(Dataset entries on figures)

------------------------------

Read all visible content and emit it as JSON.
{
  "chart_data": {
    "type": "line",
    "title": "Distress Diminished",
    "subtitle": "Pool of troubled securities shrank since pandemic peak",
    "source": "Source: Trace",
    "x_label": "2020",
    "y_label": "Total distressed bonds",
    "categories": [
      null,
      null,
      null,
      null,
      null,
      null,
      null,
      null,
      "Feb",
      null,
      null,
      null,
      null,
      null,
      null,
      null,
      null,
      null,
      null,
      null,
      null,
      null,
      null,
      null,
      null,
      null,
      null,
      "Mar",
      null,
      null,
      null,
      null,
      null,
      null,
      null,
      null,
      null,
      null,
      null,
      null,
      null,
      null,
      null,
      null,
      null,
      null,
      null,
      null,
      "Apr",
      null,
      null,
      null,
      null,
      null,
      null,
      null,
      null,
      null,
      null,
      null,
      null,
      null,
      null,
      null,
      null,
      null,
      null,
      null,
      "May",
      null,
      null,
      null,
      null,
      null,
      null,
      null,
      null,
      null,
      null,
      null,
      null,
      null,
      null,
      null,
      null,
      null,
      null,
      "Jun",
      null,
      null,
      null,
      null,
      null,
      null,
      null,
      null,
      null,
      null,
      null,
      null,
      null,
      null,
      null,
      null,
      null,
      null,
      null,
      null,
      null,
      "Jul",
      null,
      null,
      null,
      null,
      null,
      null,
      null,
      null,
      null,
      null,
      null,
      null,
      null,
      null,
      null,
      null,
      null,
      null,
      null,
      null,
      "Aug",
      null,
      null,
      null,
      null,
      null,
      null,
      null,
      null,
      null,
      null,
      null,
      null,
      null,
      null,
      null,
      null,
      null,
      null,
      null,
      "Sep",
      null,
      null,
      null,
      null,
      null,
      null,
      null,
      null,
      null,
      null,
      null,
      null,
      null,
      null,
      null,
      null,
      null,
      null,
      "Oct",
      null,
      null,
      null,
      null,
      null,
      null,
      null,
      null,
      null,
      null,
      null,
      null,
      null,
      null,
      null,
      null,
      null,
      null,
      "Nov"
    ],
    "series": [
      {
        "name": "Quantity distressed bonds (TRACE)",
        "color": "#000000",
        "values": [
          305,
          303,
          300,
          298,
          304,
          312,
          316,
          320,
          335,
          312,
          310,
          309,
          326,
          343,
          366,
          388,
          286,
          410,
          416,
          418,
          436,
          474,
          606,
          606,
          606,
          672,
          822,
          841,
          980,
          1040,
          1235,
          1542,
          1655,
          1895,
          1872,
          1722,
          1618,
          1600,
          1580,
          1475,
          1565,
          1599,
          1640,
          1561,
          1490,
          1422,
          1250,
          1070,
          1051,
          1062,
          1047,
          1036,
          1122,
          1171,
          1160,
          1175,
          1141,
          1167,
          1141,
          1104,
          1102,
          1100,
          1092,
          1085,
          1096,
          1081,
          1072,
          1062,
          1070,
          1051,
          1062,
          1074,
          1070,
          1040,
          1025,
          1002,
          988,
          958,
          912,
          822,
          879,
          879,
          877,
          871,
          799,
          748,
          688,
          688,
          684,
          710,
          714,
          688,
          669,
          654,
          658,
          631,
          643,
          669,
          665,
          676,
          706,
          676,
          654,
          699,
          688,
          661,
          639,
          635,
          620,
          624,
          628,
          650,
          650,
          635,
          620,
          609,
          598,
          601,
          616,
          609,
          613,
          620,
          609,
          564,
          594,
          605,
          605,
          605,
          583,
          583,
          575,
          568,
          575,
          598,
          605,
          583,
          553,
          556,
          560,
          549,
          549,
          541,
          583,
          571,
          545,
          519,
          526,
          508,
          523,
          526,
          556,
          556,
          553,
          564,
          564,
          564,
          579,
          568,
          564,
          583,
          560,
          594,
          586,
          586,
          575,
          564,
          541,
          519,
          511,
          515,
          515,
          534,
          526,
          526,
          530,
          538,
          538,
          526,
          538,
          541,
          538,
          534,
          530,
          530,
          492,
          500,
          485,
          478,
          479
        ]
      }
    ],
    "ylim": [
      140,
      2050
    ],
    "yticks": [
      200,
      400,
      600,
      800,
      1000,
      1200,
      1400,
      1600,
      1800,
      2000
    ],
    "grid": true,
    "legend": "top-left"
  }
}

------------------------------

Exercise description:
In the material above, how many lines hold the word "bonds"? Say only the number.

Final result:
2